> _Rows_
* * *

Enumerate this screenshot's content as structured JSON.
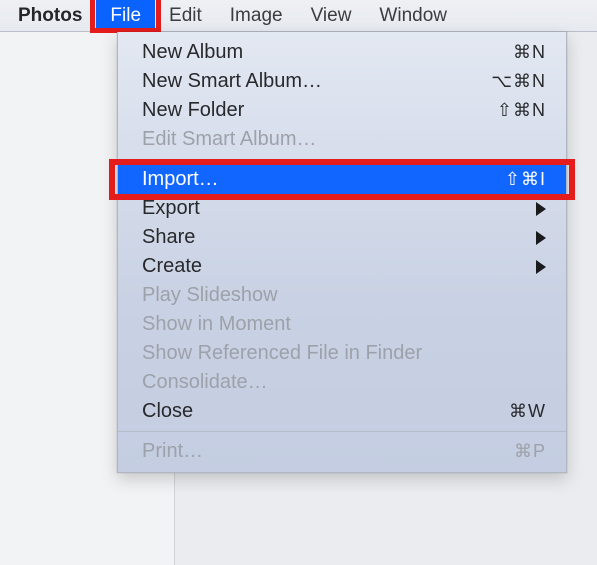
{
  "menubar": {
    "appname": "Photos",
    "items": [
      {
        "label": "File",
        "active": true
      },
      {
        "label": "Edit"
      },
      {
        "label": "Image"
      },
      {
        "label": "View"
      },
      {
        "label": "Window"
      }
    ]
  },
  "dropdown": {
    "groups": [
      [
        {
          "label": "New Album",
          "shortcut": "⌘N"
        },
        {
          "label": "New Smart Album…",
          "shortcut": "⌥⌘N"
        },
        {
          "label": "New Folder",
          "shortcut": "⇧⌘N"
        },
        {
          "label": "Edit Smart Album…",
          "disabled": true
        }
      ],
      [
        {
          "label": "Import…",
          "shortcut": "⇧⌘I",
          "selected": true,
          "highlighted": true
        },
        {
          "label": "Export",
          "submenu": true
        },
        {
          "label": "Share",
          "submenu": true
        },
        {
          "label": "Create",
          "submenu": true
        },
        {
          "label": "Play Slideshow",
          "disabled": true
        },
        {
          "label": "Show in Moment",
          "disabled": true
        },
        {
          "label": "Show Referenced File in Finder",
          "disabled": true
        },
        {
          "label": "Consolidate…",
          "disabled": true
        },
        {
          "label": "Close",
          "shortcut": "⌘W"
        }
      ],
      [
        {
          "label": "Print…",
          "shortcut": "⌘P",
          "disabled": true
        }
      ]
    ]
  }
}
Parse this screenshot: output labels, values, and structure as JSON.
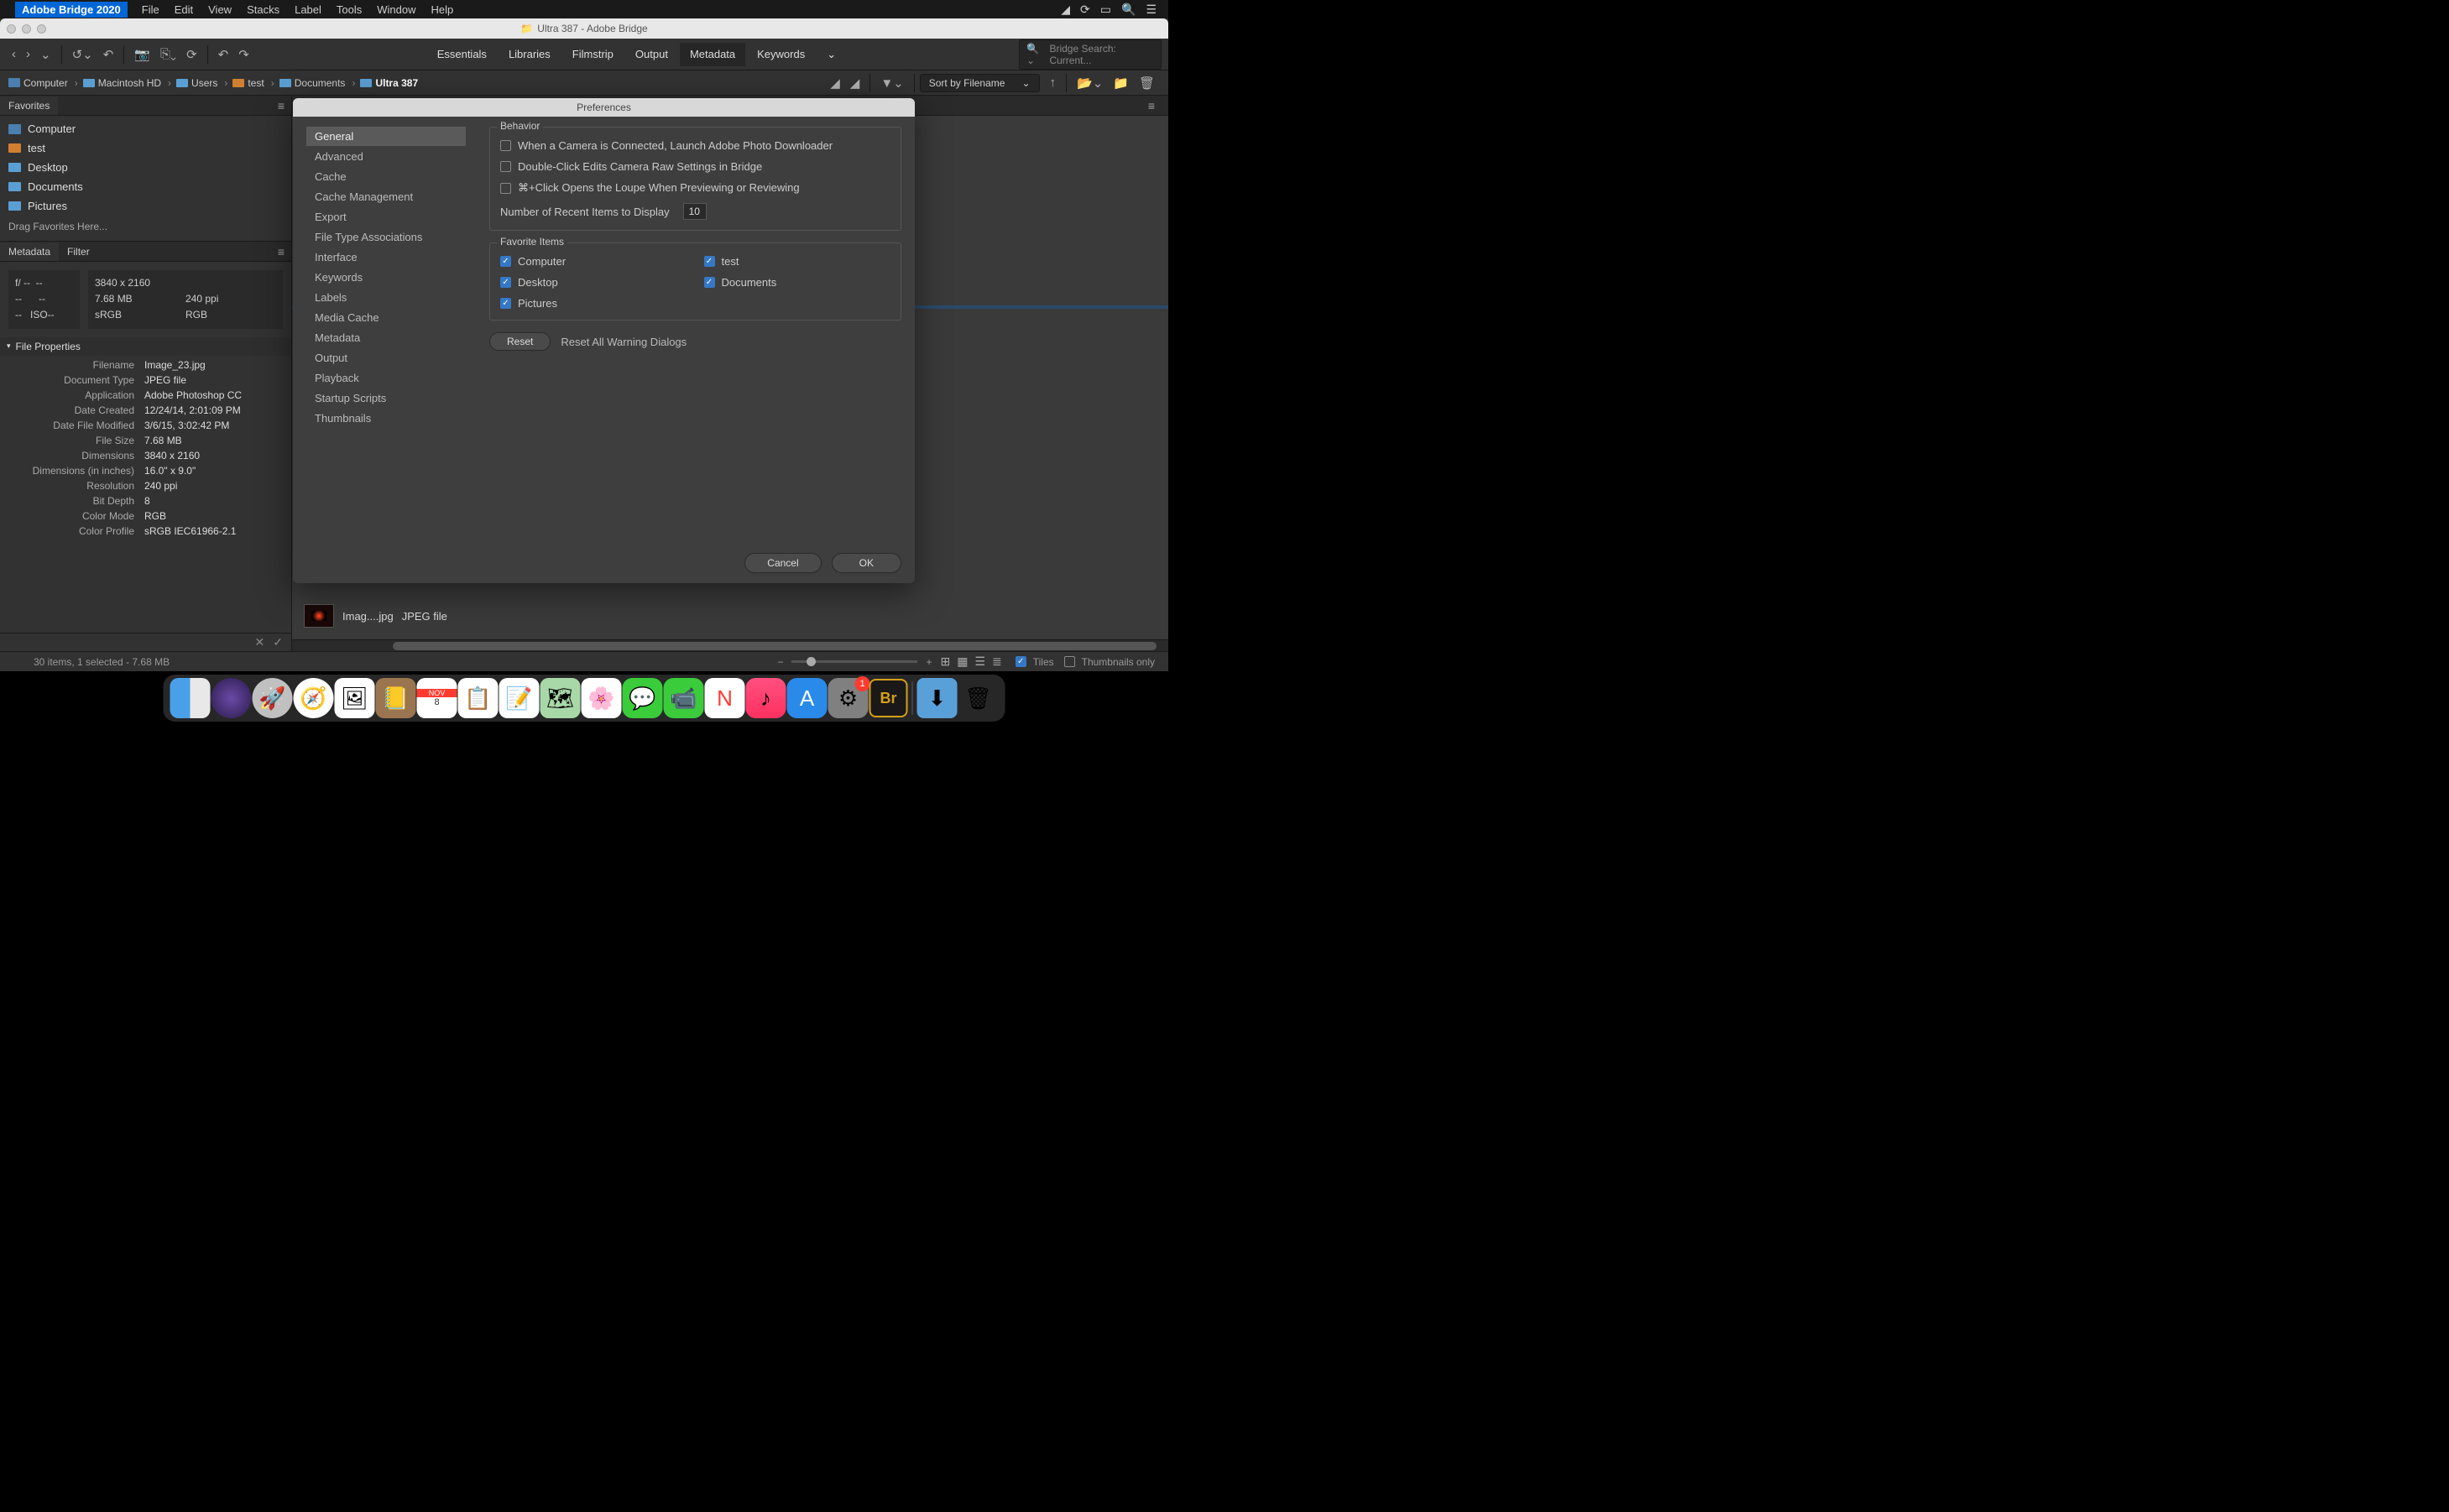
{
  "menubar": {
    "app_name": "Adobe Bridge 2020",
    "items": [
      "File",
      "Edit",
      "View",
      "Stacks",
      "Label",
      "Tools",
      "Window",
      "Help"
    ]
  },
  "window": {
    "title": "Ultra 387 - Adobe Bridge"
  },
  "workspaces": [
    "Essentials",
    "Libraries",
    "Filmstrip",
    "Output",
    "Metadata",
    "Keywords"
  ],
  "active_workspace": "Metadata",
  "search_placeholder": "Bridge Search: Current...",
  "path": [
    "Computer",
    "Macintosh HD",
    "Users",
    "test",
    "Documents",
    "Ultra 387"
  ],
  "sort_label": "Sort by Filename",
  "favorites_tab": "Favorites",
  "favorites": [
    {
      "label": "Computer",
      "icon": "monitor"
    },
    {
      "label": "test",
      "icon": "home"
    },
    {
      "label": "Desktop",
      "icon": "folder"
    },
    {
      "label": "Documents",
      "icon": "folder"
    },
    {
      "label": "Pictures",
      "icon": "folder"
    }
  ],
  "drag_hint": "Drag Favorites Here...",
  "meta_tabs": [
    "Metadata",
    "Filter"
  ],
  "meta_summary": {
    "aperture": "f/ --",
    "exposure": "--",
    "ev1": "--",
    "ev2": "--",
    "awb": "--",
    "iso_label": "ISO",
    "iso_val": "--",
    "dims": "3840 x 2160",
    "size": "7.68 MB",
    "ppi": "240 ppi",
    "cs": "sRGB",
    "mode": "RGB"
  },
  "section_title": "File Properties",
  "props": [
    {
      "k": "Filename",
      "v": "Image_23.jpg"
    },
    {
      "k": "Document Type",
      "v": "JPEG file"
    },
    {
      "k": "Application",
      "v": "Adobe Photoshop CC"
    },
    {
      "k": "Date Created",
      "v": "12/24/14, 2:01:09 PM"
    },
    {
      "k": "Date File Modified",
      "v": "3/6/15, 3:02:42 PM"
    },
    {
      "k": "File Size",
      "v": "7.68 MB"
    },
    {
      "k": "Dimensions",
      "v": "3840 x 2160"
    },
    {
      "k": "Dimensions (in inches)",
      "v": "16.0\" x 9.0\""
    },
    {
      "k": "Resolution",
      "v": "240 ppi"
    },
    {
      "k": "Bit Depth",
      "v": "8"
    },
    {
      "k": "Color Mode",
      "v": "RGB"
    },
    {
      "k": "Color Profile",
      "v": "sRGB IEC61966-2.1"
    }
  ],
  "selected_file": {
    "name": "Imag....jpg",
    "type": "JPEG file"
  },
  "status": "30 items, 1 selected - 7.68 MB",
  "view_labels": {
    "tiles": "Tiles",
    "thumbs": "Thumbnails only"
  },
  "dialog": {
    "title": "Preferences",
    "categories": [
      "General",
      "Advanced",
      "Cache",
      "Cache Management",
      "Export",
      "File Type Associations",
      "Interface",
      "Keywords",
      "Labels",
      "Media Cache",
      "Metadata",
      "Output",
      "Playback",
      "Startup Scripts",
      "Thumbnails"
    ],
    "active_cat": "General",
    "behavior": {
      "title": "Behavior",
      "opt1": "When a Camera is Connected, Launch Adobe Photo Downloader",
      "opt2": "Double-Click Edits Camera Raw Settings in Bridge",
      "opt3": "⌘+Click Opens the Loupe When Previewing or Reviewing",
      "recent_label": "Number of Recent Items to Display",
      "recent_val": "10"
    },
    "fav": {
      "title": "Favorite Items",
      "items": [
        {
          "label": "Computer",
          "checked": true
        },
        {
          "label": "test",
          "checked": true
        },
        {
          "label": "Desktop",
          "checked": true
        },
        {
          "label": "Documents",
          "checked": true
        },
        {
          "label": "Pictures",
          "checked": true
        }
      ]
    },
    "reset": "Reset",
    "reset_warnings": "Reset All Warning Dialogs",
    "cancel": "Cancel",
    "ok": "OK"
  },
  "dock_badge": "1"
}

* * *

> _Directions_
Print the whole listing above once more, word for word, without its pictures.

> _Reply_
Enumerate this screenshot's content as structured JSON.
{
  "menubar": {
    "appname": "Photos",
    "items": [
      {
        "label": "File",
        "active": true
      },
      {
        "label": "Edit"
      },
      {
        "label": "Image"
      },
      {
        "label": "View"
      },
      {
        "label": "Window"
      }
    ]
  },
  "dropdown": {
    "groups": [
      [
        {
          "label": "New Album",
          "shortcut": "⌘N"
        },
        {
          "label": "New Smart Album…",
          "shortcut": "⌥⌘N"
        },
        {
          "label": "New Folder",
          "shortcut": "⇧⌘N"
        },
        {
          "label": "Edit Smart Album…",
          "disabled": true
        }
      ],
      [
        {
          "label": "Import…",
          "shortcut": "⇧⌘I",
          "selected": true,
          "highlighted": true
        },
        {
          "label": "Export",
          "submenu": true
        },
        {
          "label": "Share",
          "submenu": true
        },
        {
          "label": "Create",
          "submenu": true
        },
        {
          "label": "Play Slideshow",
          "disabled": true
        },
        {
          "label": "Show in Moment",
          "disabled": true
        },
        {
          "label": "Show Referenced File in Finder",
          "disabled": true
        },
        {
          "label": "Consolidate…",
          "disabled": true
        },
        {
          "label": "Close",
          "shortcut": "⌘W"
        }
      ],
      [
        {
          "label": "Print…",
          "shortcut": "⌘P",
          "disabled": true
        }
      ]
    ]
  }
}
Parse this screenshot: output labels, values, and structure as JSON.
{
  "menubar": {
    "app_name": "Adobe Bridge 2020",
    "items": [
      "File",
      "Edit",
      "View",
      "Stacks",
      "Label",
      "Tools",
      "Window",
      "Help"
    ]
  },
  "window": {
    "title": "Ultra 387 - Adobe Bridge"
  },
  "workspaces": [
    "Essentials",
    "Libraries",
    "Filmstrip",
    "Output",
    "Metadata",
    "Keywords"
  ],
  "active_workspace": "Metadata",
  "search_placeholder": "Bridge Search: Current...",
  "path": [
    "Computer",
    "Macintosh HD",
    "Users",
    "test",
    "Documents",
    "Ultra 387"
  ],
  "sort_label": "Sort by Filename",
  "favorites_tab": "Favorites",
  "favorites": [
    {
      "label": "Computer",
      "icon": "monitor"
    },
    {
      "label": "test",
      "icon": "home"
    },
    {
      "label": "Desktop",
      "icon": "folder"
    },
    {
      "label": "Documents",
      "icon": "folder"
    },
    {
      "label": "Pictures",
      "icon": "folder"
    }
  ],
  "drag_hint": "Drag Favorites Here...",
  "meta_tabs": [
    "Metadata",
    "Filter"
  ],
  "meta_summary": {
    "aperture": "f/ --",
    "exposure": "--",
    "ev1": "--",
    "ev2": "--",
    "awb": "--",
    "iso_label": "ISO",
    "iso_val": "--",
    "dims": "3840 x 2160",
    "size": "7.68 MB",
    "ppi": "240 ppi",
    "cs": "sRGB",
    "mode": "RGB"
  },
  "section_title": "File Properties",
  "props": [
    {
      "k": "Filename",
      "v": "Image_23.jpg"
    },
    {
      "k": "Document Type",
      "v": "JPEG file"
    },
    {
      "k": "Application",
      "v": "Adobe Photoshop CC"
    },
    {
      "k": "Date Created",
      "v": "12/24/14, 2:01:09 PM"
    },
    {
      "k": "Date File Modified",
      "v": "3/6/15, 3:02:42 PM"
    },
    {
      "k": "File Size",
      "v": "7.68 MB"
    },
    {
      "k": "Dimensions",
      "v": "3840 x 2160"
    },
    {
      "k": "Dimensions (in inches)",
      "v": "16.0\" x 9.0\""
    },
    {
      "k": "Resolution",
      "v": "240 ppi"
    },
    {
      "k": "Bit Depth",
      "v": "8"
    },
    {
      "k": "Color Mode",
      "v": "RGB"
    },
    {
      "k": "Color Profile",
      "v": "sRGB IEC61966-2.1"
    }
  ],
  "selected_file": {
    "name": "Imag....jpg",
    "type": "JPEG file"
  },
  "status": "30 items, 1 selected - 7.68 MB",
  "view_labels": {
    "tiles": "Tiles",
    "thumbs": "Thumbnails only"
  },
  "dialog": {
    "title": "Preferences",
    "categories": [
      "General",
      "Advanced",
      "Cache",
      "Cache Management",
      "Export",
      "File Type Associations",
      "Interface",
      "Keywords",
      "Labels",
      "Media Cache",
      "Metadata",
      "Output",
      "Playback",
      "Startup Scripts",
      "Thumbnails"
    ],
    "active_cat": "General",
    "behavior": {
      "title": "Behavior",
      "opt1": "When a Camera is Connected, Launch Adobe Photo Downloader",
      "opt2": "Double-Click Edits Camera Raw Settings in Bridge",
      "opt3": "⌘+Click Opens the Loupe When Previewing or Reviewing",
      "recent_label": "Number of Recent Items to Display",
      "recent_val": "10"
    },
    "fav": {
      "title": "Favorite Items",
      "items": [
        {
          "label": "Computer",
          "checked": true
        },
        {
          "label": "test",
          "checked": true
        },
        {
          "label": "Desktop",
          "checked": true
        },
        {
          "label": "Documents",
          "checked": true
        },
        {
          "label": "Pictures",
          "checked": true
        }
      ]
    },
    "reset": "Reset",
    "reset_warnings": "Reset All Warning Dialogs",
    "cancel": "Cancel",
    "ok": "OK"
  },
  "dock_badge": "1"
}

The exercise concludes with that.